Data entries for graphics

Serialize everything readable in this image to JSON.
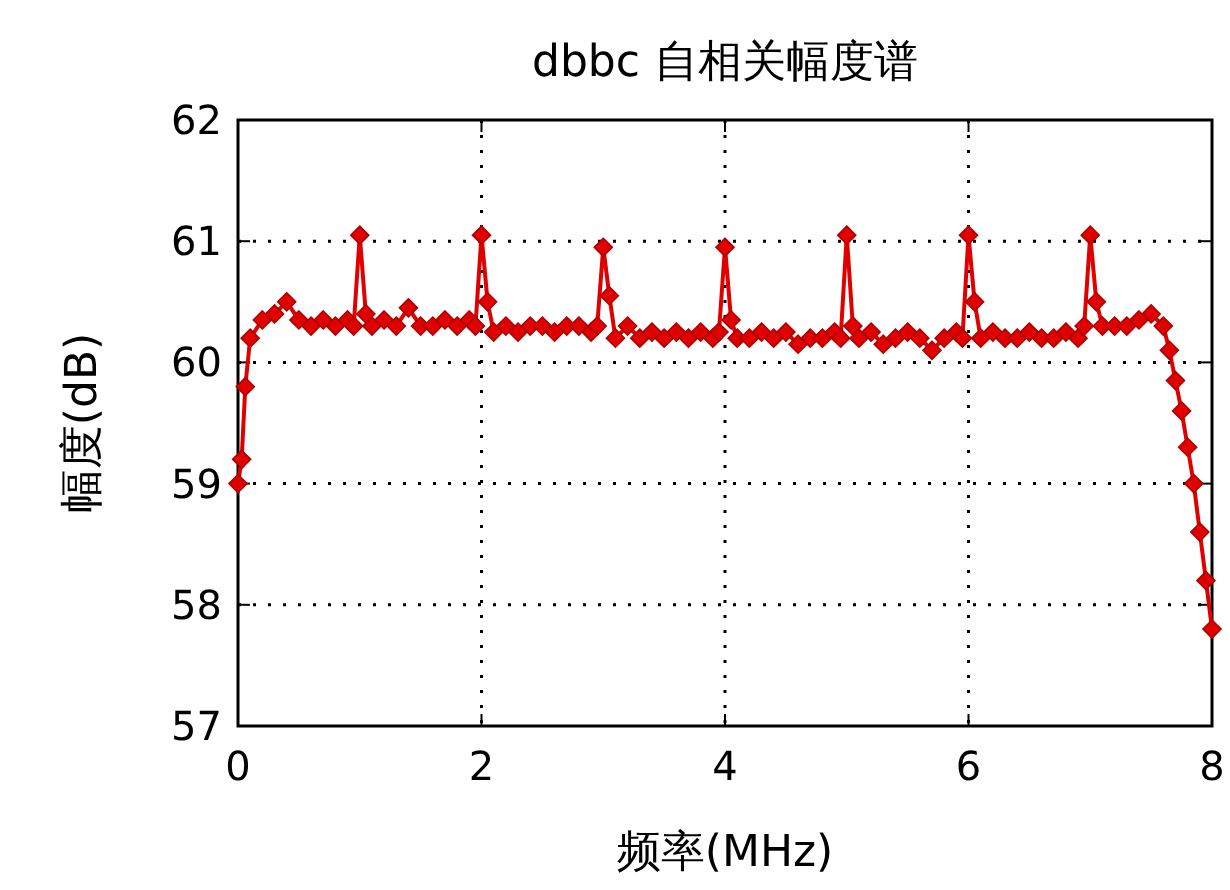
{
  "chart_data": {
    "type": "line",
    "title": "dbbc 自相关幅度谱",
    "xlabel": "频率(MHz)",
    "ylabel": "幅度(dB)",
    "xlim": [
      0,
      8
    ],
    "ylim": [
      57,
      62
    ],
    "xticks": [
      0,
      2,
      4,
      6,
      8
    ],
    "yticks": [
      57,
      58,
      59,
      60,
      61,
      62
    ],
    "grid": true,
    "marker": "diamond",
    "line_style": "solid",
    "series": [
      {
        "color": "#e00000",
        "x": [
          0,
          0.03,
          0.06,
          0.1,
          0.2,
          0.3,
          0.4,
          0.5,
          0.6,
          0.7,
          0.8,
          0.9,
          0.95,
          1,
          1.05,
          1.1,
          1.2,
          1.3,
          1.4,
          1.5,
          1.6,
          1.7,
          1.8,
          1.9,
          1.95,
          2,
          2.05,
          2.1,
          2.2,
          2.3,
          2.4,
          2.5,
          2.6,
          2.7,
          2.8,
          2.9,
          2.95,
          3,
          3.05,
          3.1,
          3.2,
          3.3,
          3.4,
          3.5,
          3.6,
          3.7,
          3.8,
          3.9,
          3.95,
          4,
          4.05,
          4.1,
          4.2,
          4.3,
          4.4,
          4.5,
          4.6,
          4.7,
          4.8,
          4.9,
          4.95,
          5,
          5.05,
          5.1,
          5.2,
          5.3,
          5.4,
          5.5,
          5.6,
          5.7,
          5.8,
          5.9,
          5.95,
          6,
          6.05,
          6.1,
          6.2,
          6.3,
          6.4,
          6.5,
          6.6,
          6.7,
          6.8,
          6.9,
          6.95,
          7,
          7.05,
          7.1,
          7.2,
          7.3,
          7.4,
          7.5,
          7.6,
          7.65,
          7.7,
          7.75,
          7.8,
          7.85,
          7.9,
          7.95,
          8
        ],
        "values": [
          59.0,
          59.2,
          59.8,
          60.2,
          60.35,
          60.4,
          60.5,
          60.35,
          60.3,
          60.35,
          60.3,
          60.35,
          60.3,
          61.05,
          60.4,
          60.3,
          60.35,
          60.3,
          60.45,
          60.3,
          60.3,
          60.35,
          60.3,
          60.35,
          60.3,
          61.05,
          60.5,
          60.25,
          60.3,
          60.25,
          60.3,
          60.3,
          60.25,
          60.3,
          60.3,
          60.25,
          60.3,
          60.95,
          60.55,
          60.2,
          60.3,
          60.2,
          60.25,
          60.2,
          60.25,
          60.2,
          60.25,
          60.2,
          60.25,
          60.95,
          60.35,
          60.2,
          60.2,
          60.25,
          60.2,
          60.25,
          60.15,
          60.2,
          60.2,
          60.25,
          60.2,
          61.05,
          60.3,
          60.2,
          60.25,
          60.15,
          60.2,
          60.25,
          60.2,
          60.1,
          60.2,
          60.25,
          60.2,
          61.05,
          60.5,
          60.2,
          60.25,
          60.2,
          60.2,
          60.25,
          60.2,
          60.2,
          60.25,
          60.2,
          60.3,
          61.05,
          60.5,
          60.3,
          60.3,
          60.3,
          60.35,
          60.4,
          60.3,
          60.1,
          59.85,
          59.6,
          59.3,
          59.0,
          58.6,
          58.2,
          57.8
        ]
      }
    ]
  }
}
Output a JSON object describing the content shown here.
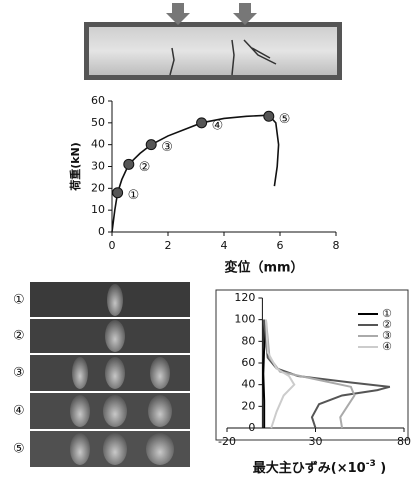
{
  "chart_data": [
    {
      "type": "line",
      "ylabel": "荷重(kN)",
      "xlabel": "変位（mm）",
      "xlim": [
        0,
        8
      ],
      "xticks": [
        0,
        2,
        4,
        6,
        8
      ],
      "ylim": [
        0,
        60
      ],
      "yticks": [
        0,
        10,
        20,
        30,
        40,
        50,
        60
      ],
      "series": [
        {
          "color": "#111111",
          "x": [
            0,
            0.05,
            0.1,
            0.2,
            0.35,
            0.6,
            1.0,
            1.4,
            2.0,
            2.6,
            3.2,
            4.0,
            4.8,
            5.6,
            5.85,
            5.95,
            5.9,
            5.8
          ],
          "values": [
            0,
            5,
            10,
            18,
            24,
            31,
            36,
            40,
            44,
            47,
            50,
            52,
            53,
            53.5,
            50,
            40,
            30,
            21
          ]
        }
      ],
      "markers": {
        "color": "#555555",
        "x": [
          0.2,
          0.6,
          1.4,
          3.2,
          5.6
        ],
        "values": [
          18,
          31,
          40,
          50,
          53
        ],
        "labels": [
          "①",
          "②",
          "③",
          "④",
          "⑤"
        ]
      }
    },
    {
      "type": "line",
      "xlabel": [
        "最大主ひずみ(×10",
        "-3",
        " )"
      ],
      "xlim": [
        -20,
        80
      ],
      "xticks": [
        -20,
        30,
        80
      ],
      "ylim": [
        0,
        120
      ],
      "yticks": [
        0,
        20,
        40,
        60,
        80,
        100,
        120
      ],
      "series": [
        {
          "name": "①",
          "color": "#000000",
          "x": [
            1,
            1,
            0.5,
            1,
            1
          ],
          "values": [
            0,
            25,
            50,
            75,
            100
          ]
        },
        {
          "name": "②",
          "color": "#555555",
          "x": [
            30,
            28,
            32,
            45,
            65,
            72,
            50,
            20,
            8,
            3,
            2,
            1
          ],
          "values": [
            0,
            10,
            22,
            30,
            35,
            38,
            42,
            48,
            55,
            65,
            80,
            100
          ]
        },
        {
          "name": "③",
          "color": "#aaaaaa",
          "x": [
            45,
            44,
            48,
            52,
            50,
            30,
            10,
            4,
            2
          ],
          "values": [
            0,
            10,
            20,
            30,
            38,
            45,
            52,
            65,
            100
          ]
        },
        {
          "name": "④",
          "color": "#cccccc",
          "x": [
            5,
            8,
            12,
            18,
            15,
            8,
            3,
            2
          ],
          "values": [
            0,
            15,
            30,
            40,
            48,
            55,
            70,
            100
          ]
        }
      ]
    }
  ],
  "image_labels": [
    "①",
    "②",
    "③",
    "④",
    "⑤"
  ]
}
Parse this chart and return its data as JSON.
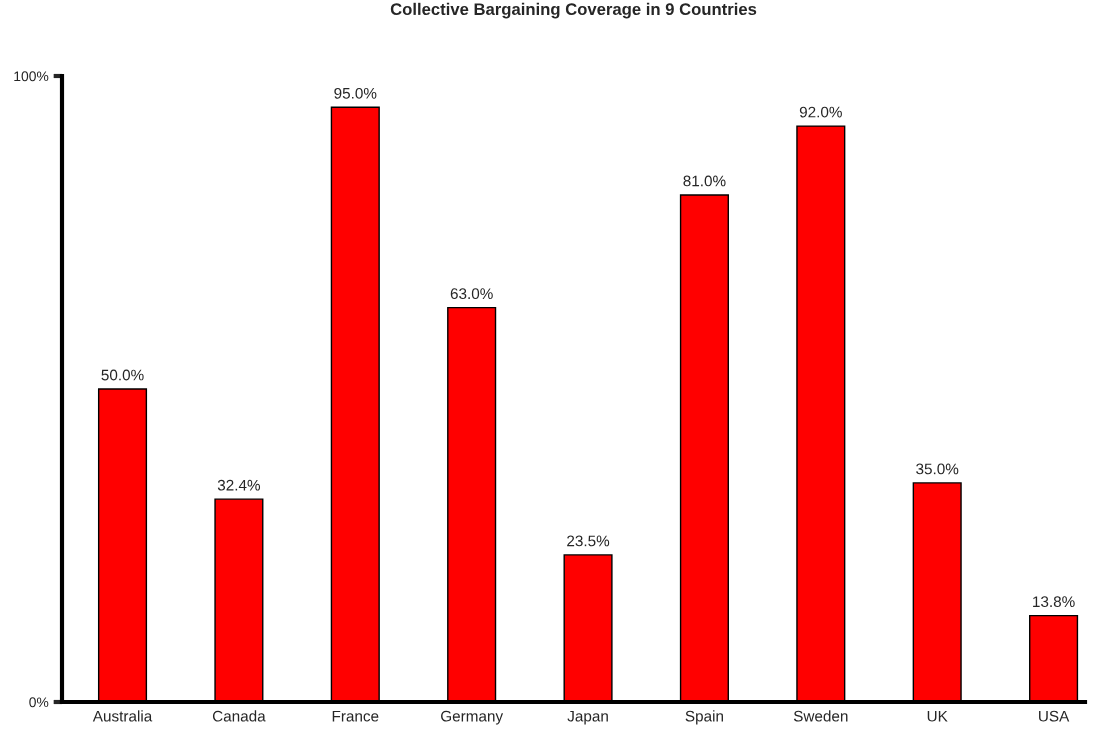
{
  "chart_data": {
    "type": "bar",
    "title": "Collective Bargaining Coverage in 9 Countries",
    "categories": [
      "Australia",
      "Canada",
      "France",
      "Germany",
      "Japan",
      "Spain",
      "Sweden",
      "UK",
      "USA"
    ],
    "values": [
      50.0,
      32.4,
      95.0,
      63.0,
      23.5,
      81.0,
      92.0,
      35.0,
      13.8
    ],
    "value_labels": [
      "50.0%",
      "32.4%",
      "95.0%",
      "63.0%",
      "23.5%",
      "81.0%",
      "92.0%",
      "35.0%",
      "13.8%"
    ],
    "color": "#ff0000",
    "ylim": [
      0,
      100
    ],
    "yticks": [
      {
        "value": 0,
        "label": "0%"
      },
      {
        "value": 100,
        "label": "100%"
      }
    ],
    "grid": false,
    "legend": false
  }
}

==

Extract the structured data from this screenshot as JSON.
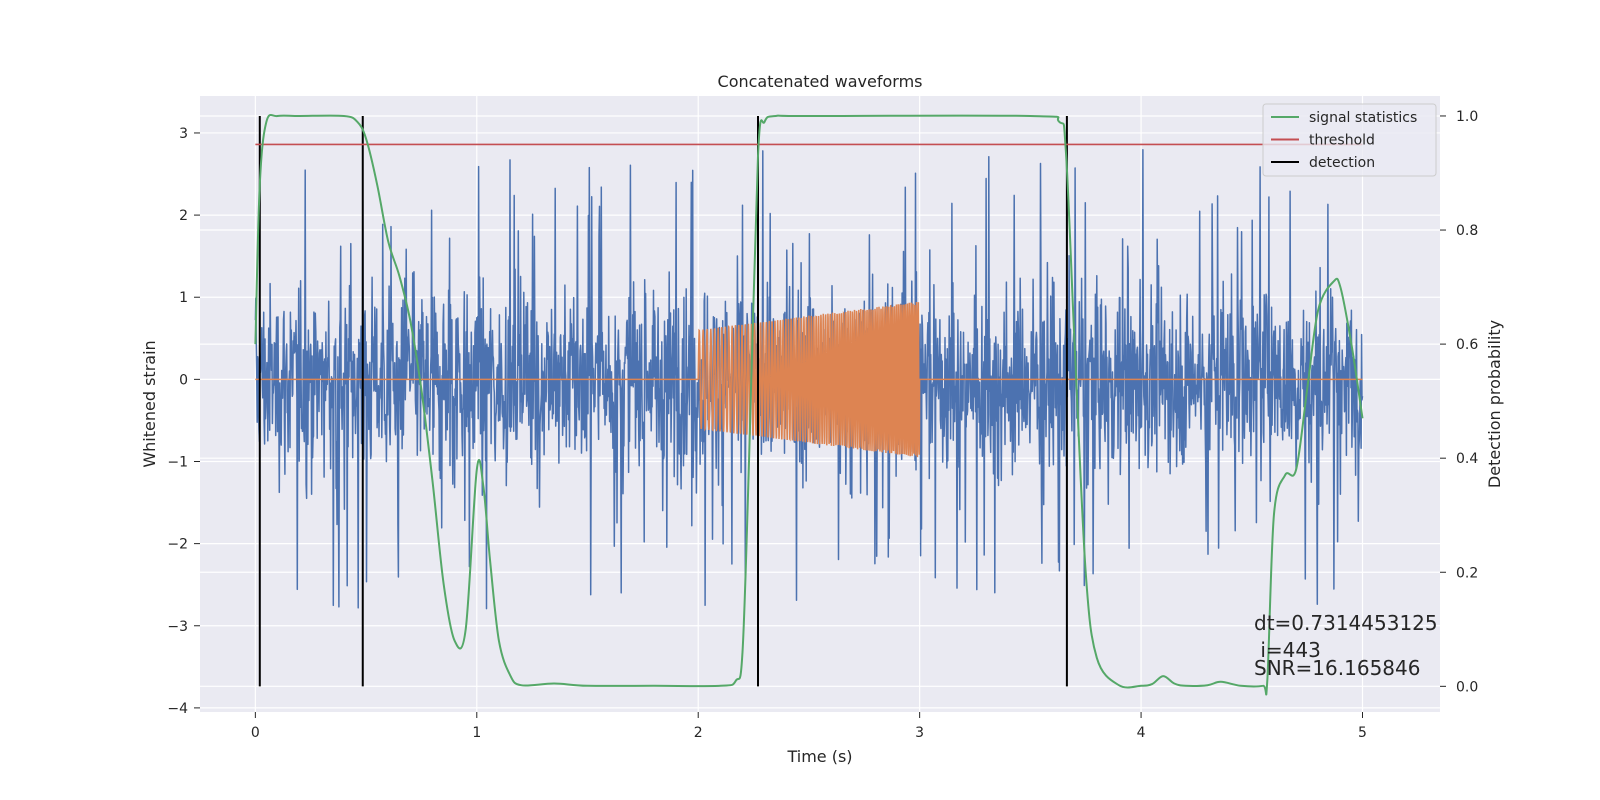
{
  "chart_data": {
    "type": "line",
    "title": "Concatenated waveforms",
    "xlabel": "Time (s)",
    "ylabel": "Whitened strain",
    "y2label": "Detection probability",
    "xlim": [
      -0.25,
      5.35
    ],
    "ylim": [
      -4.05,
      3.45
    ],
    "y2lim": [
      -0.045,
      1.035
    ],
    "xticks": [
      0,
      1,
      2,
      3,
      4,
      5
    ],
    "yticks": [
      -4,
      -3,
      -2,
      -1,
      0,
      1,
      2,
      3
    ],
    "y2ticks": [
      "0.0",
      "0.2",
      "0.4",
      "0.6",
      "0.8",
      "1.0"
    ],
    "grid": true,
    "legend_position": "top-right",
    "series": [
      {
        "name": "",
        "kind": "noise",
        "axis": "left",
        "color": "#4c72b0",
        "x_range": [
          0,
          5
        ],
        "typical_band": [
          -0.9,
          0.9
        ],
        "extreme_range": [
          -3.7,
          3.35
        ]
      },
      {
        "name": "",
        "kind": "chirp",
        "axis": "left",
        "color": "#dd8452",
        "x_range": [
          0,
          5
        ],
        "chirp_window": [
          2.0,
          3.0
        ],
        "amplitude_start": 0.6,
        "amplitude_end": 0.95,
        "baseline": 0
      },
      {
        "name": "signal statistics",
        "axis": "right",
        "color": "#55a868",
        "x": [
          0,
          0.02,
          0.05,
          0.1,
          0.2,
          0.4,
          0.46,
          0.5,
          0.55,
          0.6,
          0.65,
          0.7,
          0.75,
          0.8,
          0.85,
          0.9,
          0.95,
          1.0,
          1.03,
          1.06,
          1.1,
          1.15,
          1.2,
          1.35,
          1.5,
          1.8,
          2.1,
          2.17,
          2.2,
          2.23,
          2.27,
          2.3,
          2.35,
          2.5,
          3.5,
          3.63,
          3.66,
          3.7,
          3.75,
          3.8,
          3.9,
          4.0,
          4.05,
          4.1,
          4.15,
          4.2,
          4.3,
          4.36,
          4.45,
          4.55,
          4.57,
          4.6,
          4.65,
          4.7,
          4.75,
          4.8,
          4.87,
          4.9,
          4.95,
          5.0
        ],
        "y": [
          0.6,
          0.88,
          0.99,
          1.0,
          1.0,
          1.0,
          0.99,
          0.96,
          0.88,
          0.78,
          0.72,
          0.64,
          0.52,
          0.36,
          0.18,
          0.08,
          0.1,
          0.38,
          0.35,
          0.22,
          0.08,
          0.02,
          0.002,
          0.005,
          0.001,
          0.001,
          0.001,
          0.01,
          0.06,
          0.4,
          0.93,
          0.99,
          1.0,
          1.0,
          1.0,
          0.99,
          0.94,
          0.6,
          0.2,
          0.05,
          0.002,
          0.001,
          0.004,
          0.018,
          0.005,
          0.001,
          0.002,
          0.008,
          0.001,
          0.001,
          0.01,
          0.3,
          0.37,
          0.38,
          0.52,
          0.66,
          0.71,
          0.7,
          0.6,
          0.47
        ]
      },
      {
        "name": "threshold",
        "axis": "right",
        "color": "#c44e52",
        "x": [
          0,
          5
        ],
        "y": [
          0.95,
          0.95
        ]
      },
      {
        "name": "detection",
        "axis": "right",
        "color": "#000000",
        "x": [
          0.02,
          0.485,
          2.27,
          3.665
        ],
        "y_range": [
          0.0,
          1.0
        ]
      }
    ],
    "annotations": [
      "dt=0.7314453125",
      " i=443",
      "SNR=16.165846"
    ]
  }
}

DESCRIPTION OF THE TASK.
Copy every line of the records above that contains "this".

RESPONSE TO THE TASK.
Serialize everything readable in this image to JSON.
Parse this chart and return its data as JSON.
Extract the structured data from this screenshot as JSON.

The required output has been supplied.